▸ Material provided:

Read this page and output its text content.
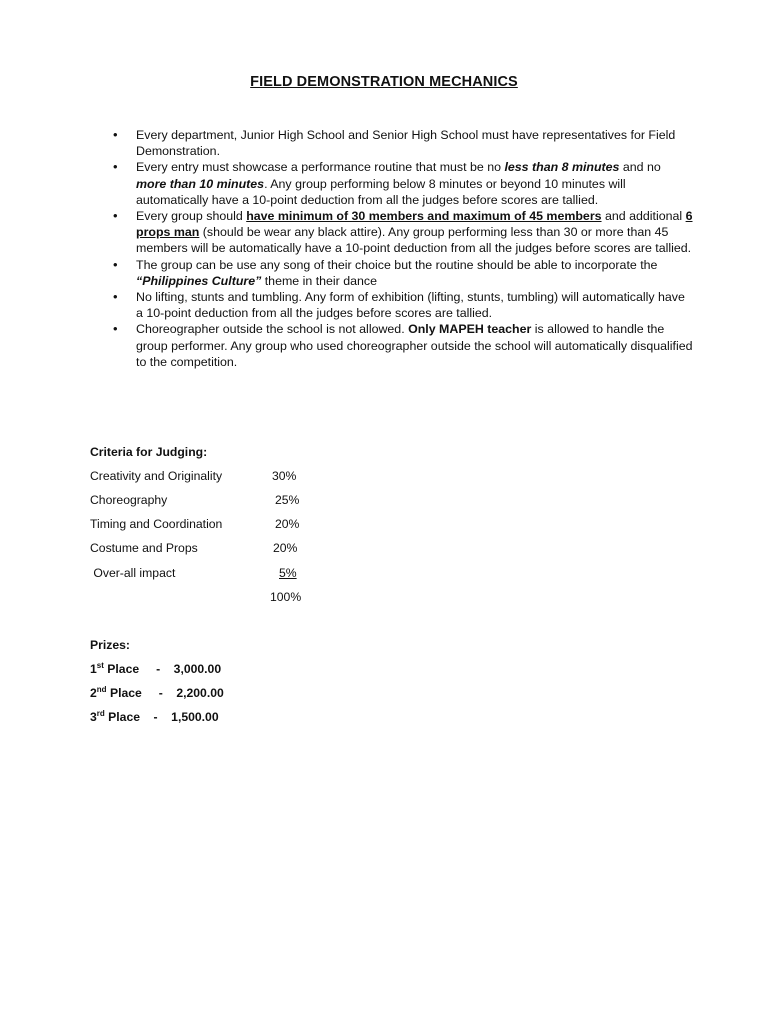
FIELD DEMONSTRATION MECHANICS
• Every department, Junior High School and Senior High School must have representatives for Field Demonstration.
• Every entry must showcase a performance routine that must be no less than 8 minutes and no more than 10 minutes. Any group performing below 8 minutes or beyond 10 minutes will automatically have a 10-point deduction from all the judges before scores are tallied.
• Every group should have minimum of 30 members and maximum of 45 members and additional 6 props man (should be wear any black attire). Any group performing less than 30 or more than 45 members will be automatically have a 10-point deduction from all the judges before scores are tallied.
• The group can be use any song of their choice but the routine should be able to incorporate the “Philippines Culture” theme in their dance
• No lifting, stunts and tumbling. Any form of exhibition (lifting, stunts, tumbling) will automatically have a 10-point deduction from all the judges before scores are tallied.
• Choreographer outside the school is not allowed. Only MAPEH teacher is allowed to handle the group performer. Any group who used choreographer outside the school will automatically disqualified to the competition.
Criteria for Judging:
Creativity and Originality	30%
Choreography	25%
Timing and Coordination	20%
Costume and Props	20%
Over-all impact	5%
100%
Prizes:
1st Place     -    3,000.00
2nd Place     -    2,200.00
3rd Place    -    1,500.00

▸ Task objective:
Identify each line of the material where the word "point" shows up, and copy it.

▸ Reply:
• Every entry must showcase a performance routine that must be no less than 8 minutes and no more than 10 minutes. Any group performing below 8 minutes or beyond 10 minutes will automatically have a 10-point deduction from all the judges before scores are tallied.
• Every group should have minimum of 30 members and maximum of 45 members and additional 6 props man (should be wear any black attire). Any group performing less than 30 or more than 45 members will be automatically have a 10-point deduction from all the judges before scores are tallied.
• No lifting, stunts and tumbling. Any form of exhibition (lifting, stunts, tumbling) will automatically have a 10-point deduction from all the judges before scores are tallied.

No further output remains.